● The request: Only a number is wanted: how many lines of the entries include the string "Output"?

● Data entries:
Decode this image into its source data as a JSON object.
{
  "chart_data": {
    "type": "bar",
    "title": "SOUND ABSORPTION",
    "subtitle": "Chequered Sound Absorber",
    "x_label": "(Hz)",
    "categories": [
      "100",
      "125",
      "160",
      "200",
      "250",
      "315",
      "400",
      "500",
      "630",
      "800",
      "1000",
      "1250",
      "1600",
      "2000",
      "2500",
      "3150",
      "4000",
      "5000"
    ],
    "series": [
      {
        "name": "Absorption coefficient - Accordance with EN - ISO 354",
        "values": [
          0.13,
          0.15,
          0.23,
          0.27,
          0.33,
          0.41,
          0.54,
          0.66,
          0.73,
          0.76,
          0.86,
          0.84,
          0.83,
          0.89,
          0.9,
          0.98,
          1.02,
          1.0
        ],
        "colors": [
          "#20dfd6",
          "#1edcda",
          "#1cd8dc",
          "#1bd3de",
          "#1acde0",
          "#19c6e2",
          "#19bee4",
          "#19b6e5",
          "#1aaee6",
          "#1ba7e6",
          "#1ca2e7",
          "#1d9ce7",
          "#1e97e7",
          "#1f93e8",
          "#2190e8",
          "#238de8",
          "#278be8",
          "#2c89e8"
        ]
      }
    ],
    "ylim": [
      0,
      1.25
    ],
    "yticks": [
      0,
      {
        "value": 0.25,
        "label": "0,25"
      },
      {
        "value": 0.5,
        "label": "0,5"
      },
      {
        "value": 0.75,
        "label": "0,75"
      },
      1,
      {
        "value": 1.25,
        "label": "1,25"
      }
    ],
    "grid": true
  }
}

---

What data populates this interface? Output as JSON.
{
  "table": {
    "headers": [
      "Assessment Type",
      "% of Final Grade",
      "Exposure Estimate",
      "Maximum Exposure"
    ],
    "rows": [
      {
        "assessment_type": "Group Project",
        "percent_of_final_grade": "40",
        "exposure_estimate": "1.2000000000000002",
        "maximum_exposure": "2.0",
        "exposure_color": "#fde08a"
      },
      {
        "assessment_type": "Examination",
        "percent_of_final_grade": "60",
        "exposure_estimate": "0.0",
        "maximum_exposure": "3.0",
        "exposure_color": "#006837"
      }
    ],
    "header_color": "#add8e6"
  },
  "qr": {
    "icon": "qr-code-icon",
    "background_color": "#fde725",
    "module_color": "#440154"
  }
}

---

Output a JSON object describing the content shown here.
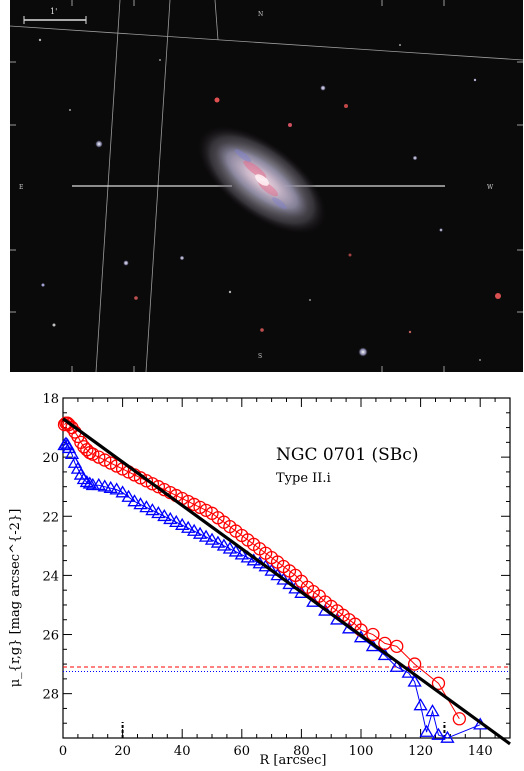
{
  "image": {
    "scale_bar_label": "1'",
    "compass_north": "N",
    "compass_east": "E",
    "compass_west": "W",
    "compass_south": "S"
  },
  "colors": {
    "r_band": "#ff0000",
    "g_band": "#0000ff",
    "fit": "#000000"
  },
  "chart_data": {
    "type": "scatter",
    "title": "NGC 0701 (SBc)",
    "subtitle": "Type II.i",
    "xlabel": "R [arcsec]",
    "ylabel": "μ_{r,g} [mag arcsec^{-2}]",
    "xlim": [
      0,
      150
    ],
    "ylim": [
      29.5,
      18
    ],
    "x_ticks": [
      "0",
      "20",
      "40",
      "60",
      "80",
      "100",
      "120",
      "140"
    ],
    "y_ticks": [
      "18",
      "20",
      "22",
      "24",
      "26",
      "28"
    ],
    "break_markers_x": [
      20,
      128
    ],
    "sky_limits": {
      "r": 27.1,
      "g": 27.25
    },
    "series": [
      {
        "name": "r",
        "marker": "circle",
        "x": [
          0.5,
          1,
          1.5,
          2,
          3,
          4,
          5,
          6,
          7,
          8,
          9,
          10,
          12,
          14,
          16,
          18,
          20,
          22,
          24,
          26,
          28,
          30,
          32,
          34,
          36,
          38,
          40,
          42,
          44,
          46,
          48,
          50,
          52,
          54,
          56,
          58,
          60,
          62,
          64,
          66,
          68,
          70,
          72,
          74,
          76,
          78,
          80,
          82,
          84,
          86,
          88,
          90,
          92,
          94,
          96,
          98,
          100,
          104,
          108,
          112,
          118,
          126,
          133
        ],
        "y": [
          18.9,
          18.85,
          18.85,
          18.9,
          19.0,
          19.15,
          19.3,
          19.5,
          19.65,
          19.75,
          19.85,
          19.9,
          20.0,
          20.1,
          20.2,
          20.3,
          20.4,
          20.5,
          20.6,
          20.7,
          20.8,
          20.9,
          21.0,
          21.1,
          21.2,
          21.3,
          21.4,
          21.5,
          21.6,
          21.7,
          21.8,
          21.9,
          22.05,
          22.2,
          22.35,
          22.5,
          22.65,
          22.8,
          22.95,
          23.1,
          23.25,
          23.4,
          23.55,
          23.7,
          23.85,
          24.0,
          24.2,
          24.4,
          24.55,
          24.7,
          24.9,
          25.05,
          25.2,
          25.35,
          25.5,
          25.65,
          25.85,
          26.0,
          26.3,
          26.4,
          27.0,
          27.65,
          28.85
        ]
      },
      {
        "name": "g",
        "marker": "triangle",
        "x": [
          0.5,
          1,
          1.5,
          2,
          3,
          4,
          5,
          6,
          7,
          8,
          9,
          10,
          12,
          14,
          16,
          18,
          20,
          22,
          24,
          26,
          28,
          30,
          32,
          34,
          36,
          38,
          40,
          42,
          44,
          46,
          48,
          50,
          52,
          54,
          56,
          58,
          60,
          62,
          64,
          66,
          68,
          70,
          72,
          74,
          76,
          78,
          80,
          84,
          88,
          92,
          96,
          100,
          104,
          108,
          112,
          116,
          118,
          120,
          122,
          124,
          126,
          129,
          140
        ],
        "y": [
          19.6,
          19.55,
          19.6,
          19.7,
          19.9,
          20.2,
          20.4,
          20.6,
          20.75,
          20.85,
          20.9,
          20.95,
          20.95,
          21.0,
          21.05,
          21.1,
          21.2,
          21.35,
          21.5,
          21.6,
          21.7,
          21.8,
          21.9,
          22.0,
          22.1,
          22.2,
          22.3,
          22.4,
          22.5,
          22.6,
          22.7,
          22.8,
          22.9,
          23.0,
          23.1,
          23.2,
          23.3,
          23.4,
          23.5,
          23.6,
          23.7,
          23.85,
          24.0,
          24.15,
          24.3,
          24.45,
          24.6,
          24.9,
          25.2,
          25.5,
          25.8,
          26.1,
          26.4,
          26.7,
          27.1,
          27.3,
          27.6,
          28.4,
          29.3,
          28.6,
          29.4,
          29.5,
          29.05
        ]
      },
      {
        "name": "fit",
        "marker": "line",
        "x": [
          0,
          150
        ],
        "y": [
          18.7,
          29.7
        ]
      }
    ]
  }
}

● Answer in full: 2